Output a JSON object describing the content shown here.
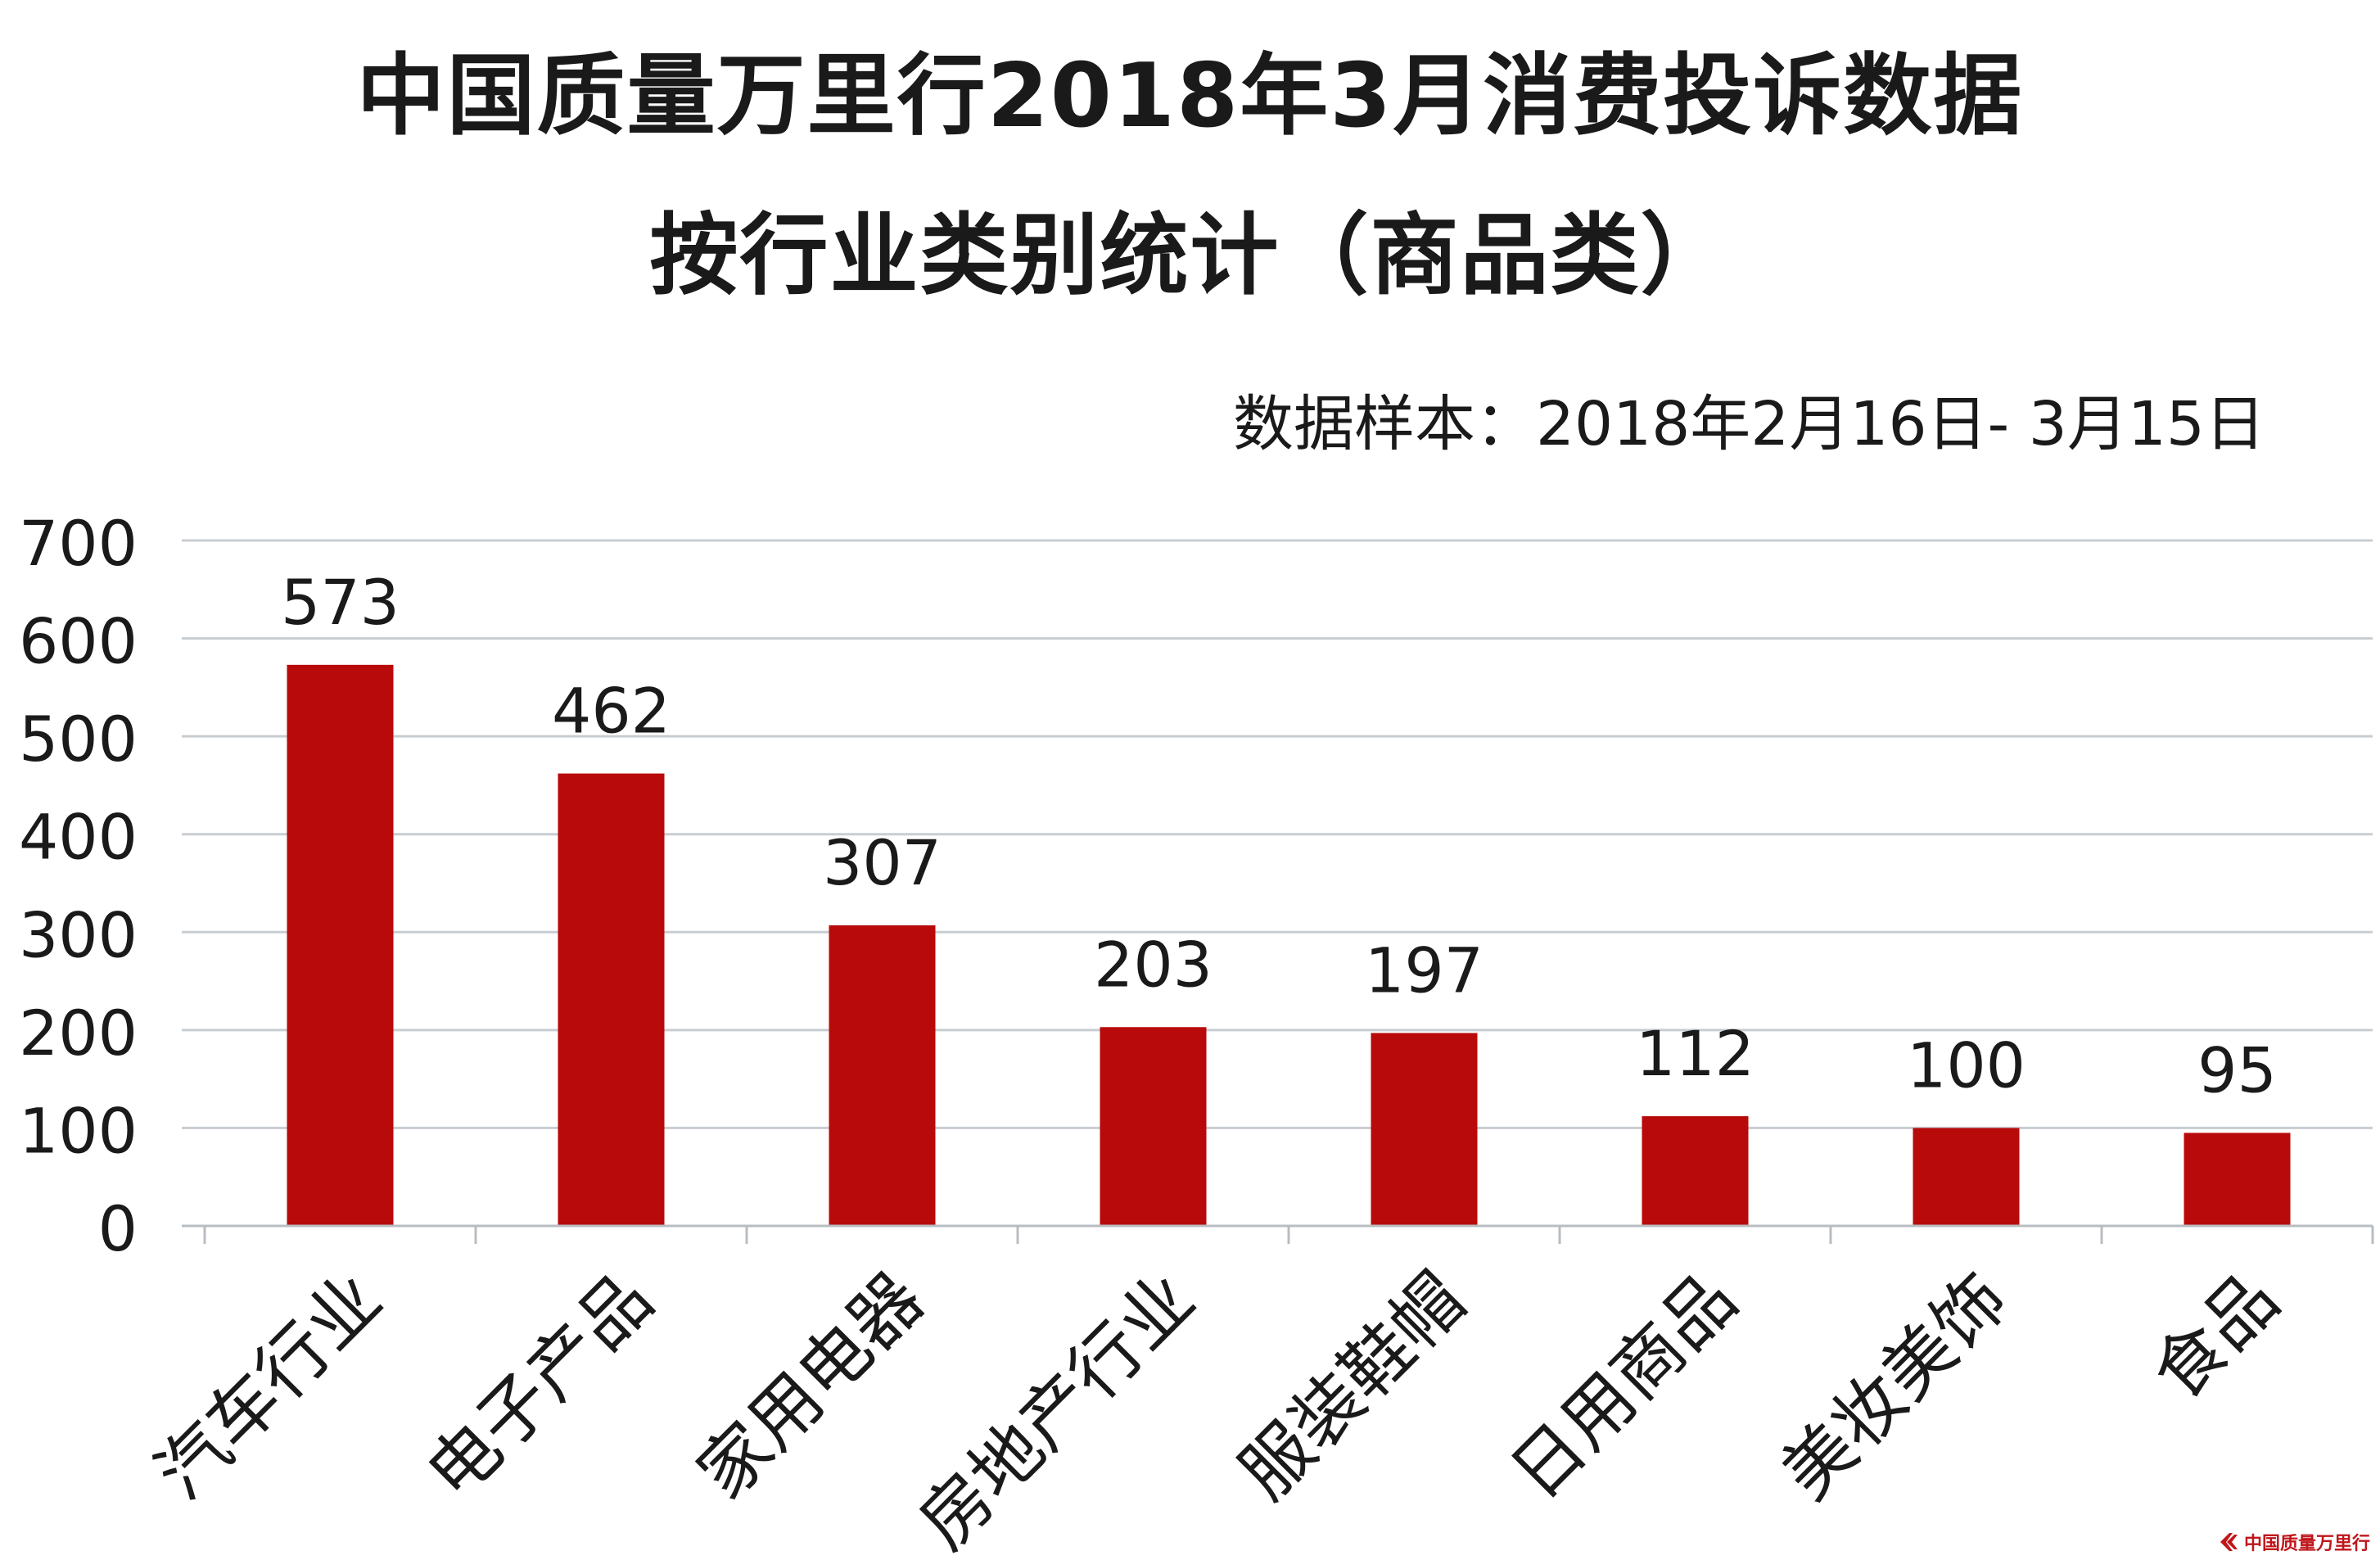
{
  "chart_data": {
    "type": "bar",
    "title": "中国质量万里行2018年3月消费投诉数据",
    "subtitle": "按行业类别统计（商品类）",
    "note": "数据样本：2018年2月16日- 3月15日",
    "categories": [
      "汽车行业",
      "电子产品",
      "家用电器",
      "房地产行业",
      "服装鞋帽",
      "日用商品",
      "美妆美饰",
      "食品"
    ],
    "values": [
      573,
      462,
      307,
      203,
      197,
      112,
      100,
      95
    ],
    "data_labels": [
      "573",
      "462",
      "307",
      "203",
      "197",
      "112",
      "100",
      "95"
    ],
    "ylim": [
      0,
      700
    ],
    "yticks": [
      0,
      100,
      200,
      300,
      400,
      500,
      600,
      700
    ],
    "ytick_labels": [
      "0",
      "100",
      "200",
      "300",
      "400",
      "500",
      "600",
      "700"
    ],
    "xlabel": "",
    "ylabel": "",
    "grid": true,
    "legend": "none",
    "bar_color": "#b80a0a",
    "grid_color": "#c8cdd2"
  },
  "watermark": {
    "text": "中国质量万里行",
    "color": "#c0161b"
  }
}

::::::::::

- _Goal of the exercise_: Copy the data exactly. Any picture it contains is to be omitted.

- _Answer for this exercise_:
Output a JSON object describing the content shown here.
{
  "chart_data": {
    "type": "bar",
    "title": "中国质量万里行2018年3月消费投诉数据",
    "subtitle": "按行业类别统计（商品类）",
    "note": "数据样本：2018年2月16日- 3月15日",
    "categories": [
      "汽车行业",
      "电子产品",
      "家用电器",
      "房地产行业",
      "服装鞋帽",
      "日用商品",
      "美妆美饰",
      "食品"
    ],
    "values": [
      573,
      462,
      307,
      203,
      197,
      112,
      100,
      95
    ],
    "data_labels": [
      "573",
      "462",
      "307",
      "203",
      "197",
      "112",
      "100",
      "95"
    ],
    "ylim": [
      0,
      700
    ],
    "yticks": [
      0,
      100,
      200,
      300,
      400,
      500,
      600,
      700
    ],
    "ytick_labels": [
      "0",
      "100",
      "200",
      "300",
      "400",
      "500",
      "600",
      "700"
    ],
    "xlabel": "",
    "ylabel": "",
    "grid": true,
    "legend": "none",
    "bar_color": "#b80a0a",
    "grid_color": "#c8cdd2"
  },
  "watermark": {
    "text": "中国质量万里行",
    "color": "#c0161b"
  }
}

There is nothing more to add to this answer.